Extracted information -
>> start

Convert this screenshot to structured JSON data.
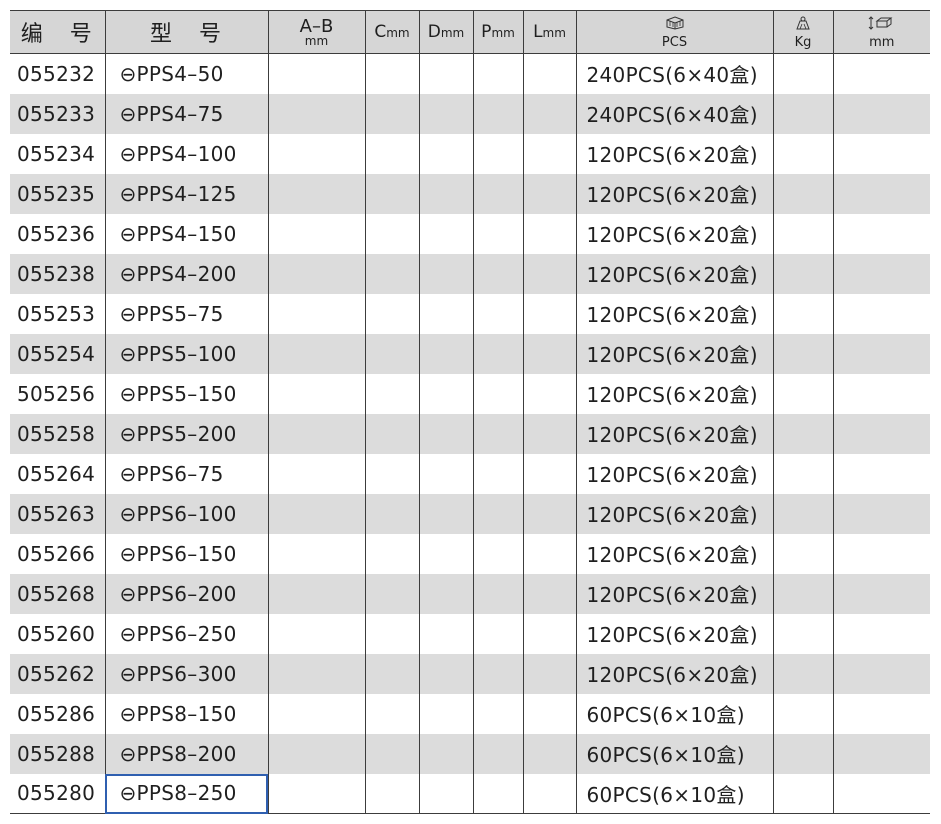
{
  "header": {
    "code": "编 号",
    "model": "型 号",
    "ab_main": "A–B",
    "ab_unit": "mm",
    "c_main": "C",
    "c_unit": "mm",
    "d_main": "D",
    "d_unit": "mm",
    "p_main": "P",
    "p_unit": "mm",
    "l_main": "L",
    "l_unit": "mm",
    "pack_unit": "PCS",
    "weight_unit": "Kg",
    "size_unit": "mm"
  },
  "icons": {
    "pack": "box-icon",
    "weight": "weight-icon",
    "size": "carton-size-icon"
  },
  "colors": {
    "header_bg": "#d6d6d6",
    "stripe_bg": "#dcdcdc",
    "selection": "#2f5fb0"
  },
  "rows": [
    {
      "code": "055232",
      "model": "⊖PPS4–50",
      "pack": "240PCS(6×40盒)"
    },
    {
      "code": "055233",
      "model": "⊖PPS4–75",
      "pack": "240PCS(6×40盒)"
    },
    {
      "code": "055234",
      "model": "⊖PPS4–100",
      "pack": "120PCS(6×20盒)"
    },
    {
      "code": "055235",
      "model": "⊖PPS4–125",
      "pack": "120PCS(6×20盒)"
    },
    {
      "code": "055236",
      "model": "⊖PPS4–150",
      "pack": "120PCS(6×20盒)"
    },
    {
      "code": "055238",
      "model": "⊖PPS4–200",
      "pack": "120PCS(6×20盒)"
    },
    {
      "code": "055253",
      "model": "⊖PPS5–75",
      "pack": "120PCS(6×20盒)"
    },
    {
      "code": "055254",
      "model": "⊖PPS5–100",
      "pack": "120PCS(6×20盒)"
    },
    {
      "code": "505256",
      "model": "⊖PPS5–150",
      "pack": "120PCS(6×20盒)"
    },
    {
      "code": "055258",
      "model": "⊖PPS5–200",
      "pack": "120PCS(6×20盒)"
    },
    {
      "code": "055264",
      "model": "⊖PPS6–75",
      "pack": "120PCS(6×20盒)"
    },
    {
      "code": "055263",
      "model": "⊖PPS6–100",
      "pack": "120PCS(6×20盒)"
    },
    {
      "code": "055266",
      "model": "⊖PPS6–150",
      "pack": "120PCS(6×20盒)"
    },
    {
      "code": "055268",
      "model": "⊖PPS6–200",
      "pack": "120PCS(6×20盒)"
    },
    {
      "code": "055260",
      "model": "⊖PPS6–250",
      "pack": "120PCS(6×20盒)"
    },
    {
      "code": "055262",
      "model": "⊖PPS6–300",
      "pack": "120PCS(6×20盒)"
    },
    {
      "code": "055286",
      "model": "⊖PPS8–150",
      "pack": "60PCS(6×10盒)"
    },
    {
      "code": "055288",
      "model": "⊖PPS8–200",
      "pack": "60PCS(6×10盒)"
    },
    {
      "code": "055280",
      "model": "⊖PPS8–250",
      "pack": "60PCS(6×10盒)"
    }
  ]
}
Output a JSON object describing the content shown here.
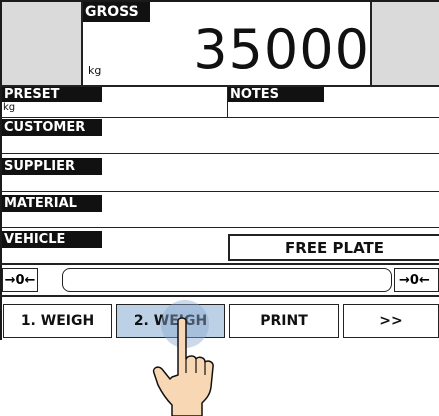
{
  "scale": {
    "gross_label": "GROSS",
    "unit": "kg",
    "weight": "35000"
  },
  "fields": {
    "preset_label": "PRESET",
    "preset_unit": "kg",
    "notes_label": "NOTES",
    "customer_label": "CUSTOMER",
    "supplier_label": "SUPPLIER",
    "material_label": "MATERIAL",
    "vehicle_label": "VEHICLE",
    "free_plate": "FREE PLATE"
  },
  "zero": {
    "left_label": "→0←",
    "right_label": "→0←"
  },
  "buttons": {
    "weigh1": "1. WEIGH",
    "weigh2": "2. WEIGH",
    "print": "PRINT",
    "more": ">>"
  },
  "colors": {
    "selected": "#bcd0e6",
    "side_panel": "#dadada"
  }
}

>> end

The request -
The listing above needs to be output again exactly. Don't include the pictures.

Output for this exercise -
Convert this screenshot to structured JSON data.
{
  "header": {
    "code": "编 号",
    "model": "型 号",
    "ab_main": "A–B",
    "ab_unit": "mm",
    "c_main": "C",
    "c_unit": "mm",
    "d_main": "D",
    "d_unit": "mm",
    "p_main": "P",
    "p_unit": "mm",
    "l_main": "L",
    "l_unit": "mm",
    "pack_unit": "PCS",
    "weight_unit": "Kg",
    "size_unit": "mm"
  },
  "icons": {
    "pack": "box-icon",
    "weight": "weight-icon",
    "size": "carton-size-icon"
  },
  "colors": {
    "header_bg": "#d6d6d6",
    "stripe_bg": "#dcdcdc",
    "selection": "#2f5fb0"
  },
  "rows": [
    {
      "code": "055232",
      "model": "⊖PPS4–50",
      "pack": "240PCS(6×40盒)"
    },
    {
      "code": "055233",
      "model": "⊖PPS4–75",
      "pack": "240PCS(6×40盒)"
    },
    {
      "code": "055234",
      "model": "⊖PPS4–100",
      "pack": "120PCS(6×20盒)"
    },
    {
      "code": "055235",
      "model": "⊖PPS4–125",
      "pack": "120PCS(6×20盒)"
    },
    {
      "code": "055236",
      "model": "⊖PPS4–150",
      "pack": "120PCS(6×20盒)"
    },
    {
      "code": "055238",
      "model": "⊖PPS4–200",
      "pack": "120PCS(6×20盒)"
    },
    {
      "code": "055253",
      "model": "⊖PPS5–75",
      "pack": "120PCS(6×20盒)"
    },
    {
      "code": "055254",
      "model": "⊖PPS5–100",
      "pack": "120PCS(6×20盒)"
    },
    {
      "code": "505256",
      "model": "⊖PPS5–150",
      "pack": "120PCS(6×20盒)"
    },
    {
      "code": "055258",
      "model": "⊖PPS5–200",
      "pack": "120PCS(6×20盒)"
    },
    {
      "code": "055264",
      "model": "⊖PPS6–75",
      "pack": "120PCS(6×20盒)"
    },
    {
      "code": "055263",
      "model": "⊖PPS6–100",
      "pack": "120PCS(6×20盒)"
    },
    {
      "code": "055266",
      "model": "⊖PPS6–150",
      "pack": "120PCS(6×20盒)"
    },
    {
      "code": "055268",
      "model": "⊖PPS6–200",
      "pack": "120PCS(6×20盒)"
    },
    {
      "code": "055260",
      "model": "⊖PPS6–250",
      "pack": "120PCS(6×20盒)"
    },
    {
      "code": "055262",
      "model": "⊖PPS6–300",
      "pack": "120PCS(6×20盒)"
    },
    {
      "code": "055286",
      "model": "⊖PPS8–150",
      "pack": "60PCS(6×10盒)"
    },
    {
      "code": "055288",
      "model": "⊖PPS8–200",
      "pack": "60PCS(6×10盒)"
    },
    {
      "code": "055280",
      "model": "⊖PPS8–250",
      "pack": "60PCS(6×10盒)"
    }
  ]
}
Output a JSON object describing the content shown here.
{
  "scale": {
    "gross_label": "GROSS",
    "unit": "kg",
    "weight": "35000"
  },
  "fields": {
    "preset_label": "PRESET",
    "preset_unit": "kg",
    "notes_label": "NOTES",
    "customer_label": "CUSTOMER",
    "supplier_label": "SUPPLIER",
    "material_label": "MATERIAL",
    "vehicle_label": "VEHICLE",
    "free_plate": "FREE PLATE"
  },
  "zero": {
    "left_label": "→0←",
    "right_label": "→0←"
  },
  "buttons": {
    "weigh1": "1. WEIGH",
    "weigh2": "2. WEIGH",
    "print": "PRINT",
    "more": ">>"
  },
  "colors": {
    "selected": "#bcd0e6",
    "side_panel": "#dadada"
  }
}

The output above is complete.